- GIVEN EXERCISE:
Copy out every line in the entries below that includes "Episodes".

— BEGIN RECORDS SHOWN —

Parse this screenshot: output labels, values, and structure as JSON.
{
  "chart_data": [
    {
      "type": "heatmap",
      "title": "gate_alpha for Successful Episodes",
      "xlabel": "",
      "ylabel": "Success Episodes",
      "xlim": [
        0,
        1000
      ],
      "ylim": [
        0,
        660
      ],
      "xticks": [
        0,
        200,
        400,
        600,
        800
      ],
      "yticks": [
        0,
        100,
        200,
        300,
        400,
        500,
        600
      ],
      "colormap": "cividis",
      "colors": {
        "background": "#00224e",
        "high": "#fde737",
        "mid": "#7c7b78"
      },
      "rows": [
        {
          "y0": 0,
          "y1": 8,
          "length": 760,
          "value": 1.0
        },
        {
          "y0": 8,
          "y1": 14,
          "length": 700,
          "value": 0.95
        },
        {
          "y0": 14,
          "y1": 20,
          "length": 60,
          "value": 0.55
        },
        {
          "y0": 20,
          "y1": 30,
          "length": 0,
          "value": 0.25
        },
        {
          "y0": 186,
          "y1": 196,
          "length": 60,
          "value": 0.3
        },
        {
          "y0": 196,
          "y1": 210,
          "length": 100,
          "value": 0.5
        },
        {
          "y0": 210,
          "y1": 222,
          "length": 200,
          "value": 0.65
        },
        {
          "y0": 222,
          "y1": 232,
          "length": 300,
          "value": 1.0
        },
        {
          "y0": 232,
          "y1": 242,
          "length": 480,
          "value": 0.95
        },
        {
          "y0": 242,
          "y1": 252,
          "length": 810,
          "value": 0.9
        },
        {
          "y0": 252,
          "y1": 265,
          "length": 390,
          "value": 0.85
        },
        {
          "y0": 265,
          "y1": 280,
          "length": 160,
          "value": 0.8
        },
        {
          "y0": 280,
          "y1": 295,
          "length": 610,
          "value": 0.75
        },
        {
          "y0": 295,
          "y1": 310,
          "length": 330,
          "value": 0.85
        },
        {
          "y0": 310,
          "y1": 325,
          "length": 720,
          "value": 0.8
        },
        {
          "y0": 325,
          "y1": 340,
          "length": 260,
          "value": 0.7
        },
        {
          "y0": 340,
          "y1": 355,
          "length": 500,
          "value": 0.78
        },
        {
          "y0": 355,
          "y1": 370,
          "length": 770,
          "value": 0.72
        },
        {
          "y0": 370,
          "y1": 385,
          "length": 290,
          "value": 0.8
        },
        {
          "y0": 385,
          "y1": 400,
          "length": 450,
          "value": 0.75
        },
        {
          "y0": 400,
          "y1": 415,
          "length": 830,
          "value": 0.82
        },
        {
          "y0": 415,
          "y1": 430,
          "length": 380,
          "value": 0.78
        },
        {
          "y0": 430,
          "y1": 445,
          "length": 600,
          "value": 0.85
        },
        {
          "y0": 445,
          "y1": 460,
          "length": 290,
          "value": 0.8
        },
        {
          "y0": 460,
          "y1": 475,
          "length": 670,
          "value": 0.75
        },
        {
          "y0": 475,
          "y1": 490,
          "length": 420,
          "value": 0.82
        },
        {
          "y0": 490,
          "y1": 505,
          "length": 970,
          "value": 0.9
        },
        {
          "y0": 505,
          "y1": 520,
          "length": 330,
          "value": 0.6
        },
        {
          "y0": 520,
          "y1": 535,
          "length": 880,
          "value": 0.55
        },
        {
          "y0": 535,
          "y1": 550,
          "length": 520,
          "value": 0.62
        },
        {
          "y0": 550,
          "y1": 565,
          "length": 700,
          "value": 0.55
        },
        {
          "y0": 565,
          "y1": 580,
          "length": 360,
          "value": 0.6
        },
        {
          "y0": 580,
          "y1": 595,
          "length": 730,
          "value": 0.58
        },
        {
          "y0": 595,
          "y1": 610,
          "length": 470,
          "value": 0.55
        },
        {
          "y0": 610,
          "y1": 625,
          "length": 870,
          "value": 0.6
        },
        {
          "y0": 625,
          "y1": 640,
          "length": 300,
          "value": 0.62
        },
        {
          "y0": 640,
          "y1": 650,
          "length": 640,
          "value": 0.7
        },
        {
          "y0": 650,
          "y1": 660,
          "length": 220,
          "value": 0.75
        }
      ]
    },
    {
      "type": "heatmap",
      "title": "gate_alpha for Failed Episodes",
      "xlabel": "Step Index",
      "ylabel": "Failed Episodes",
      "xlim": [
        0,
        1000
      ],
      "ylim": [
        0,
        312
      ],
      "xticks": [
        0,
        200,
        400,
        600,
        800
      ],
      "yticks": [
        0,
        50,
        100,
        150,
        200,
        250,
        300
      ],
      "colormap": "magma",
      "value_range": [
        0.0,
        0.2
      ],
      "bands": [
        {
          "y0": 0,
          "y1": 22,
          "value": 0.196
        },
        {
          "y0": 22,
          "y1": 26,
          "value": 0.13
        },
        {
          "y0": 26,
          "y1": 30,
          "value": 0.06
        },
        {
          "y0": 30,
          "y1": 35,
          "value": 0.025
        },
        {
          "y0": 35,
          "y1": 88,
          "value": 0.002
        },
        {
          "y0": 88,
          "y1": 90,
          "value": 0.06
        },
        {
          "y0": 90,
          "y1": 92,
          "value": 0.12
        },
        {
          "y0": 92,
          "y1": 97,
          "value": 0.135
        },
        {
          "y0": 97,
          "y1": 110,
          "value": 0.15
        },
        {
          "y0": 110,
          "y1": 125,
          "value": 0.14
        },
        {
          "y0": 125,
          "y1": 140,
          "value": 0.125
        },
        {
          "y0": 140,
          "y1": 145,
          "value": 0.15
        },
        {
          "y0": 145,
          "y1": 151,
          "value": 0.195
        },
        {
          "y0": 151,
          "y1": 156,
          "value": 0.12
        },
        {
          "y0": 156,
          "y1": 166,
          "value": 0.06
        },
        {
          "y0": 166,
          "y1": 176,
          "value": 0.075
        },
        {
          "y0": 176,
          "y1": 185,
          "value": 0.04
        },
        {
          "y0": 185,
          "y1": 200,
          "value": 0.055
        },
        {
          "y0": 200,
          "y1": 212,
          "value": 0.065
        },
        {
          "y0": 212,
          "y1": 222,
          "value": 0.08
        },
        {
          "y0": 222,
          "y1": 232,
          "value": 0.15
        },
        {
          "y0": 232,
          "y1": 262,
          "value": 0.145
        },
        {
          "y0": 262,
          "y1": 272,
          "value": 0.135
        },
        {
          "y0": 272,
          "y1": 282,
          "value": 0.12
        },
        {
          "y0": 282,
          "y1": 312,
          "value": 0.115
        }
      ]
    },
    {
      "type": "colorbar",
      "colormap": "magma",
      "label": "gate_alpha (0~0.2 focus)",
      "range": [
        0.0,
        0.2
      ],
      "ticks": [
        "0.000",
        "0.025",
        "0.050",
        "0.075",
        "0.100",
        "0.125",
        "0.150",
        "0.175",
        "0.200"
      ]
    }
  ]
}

— END RECORDS SHOWN —

- CORRECT ANSWER:
      "title": "gate_alpha for Successful Episodes",
      "ylabel": "Success Episodes",
      "title": "gate_alpha for Failed Episodes",
      "ylabel": "Failed Episodes",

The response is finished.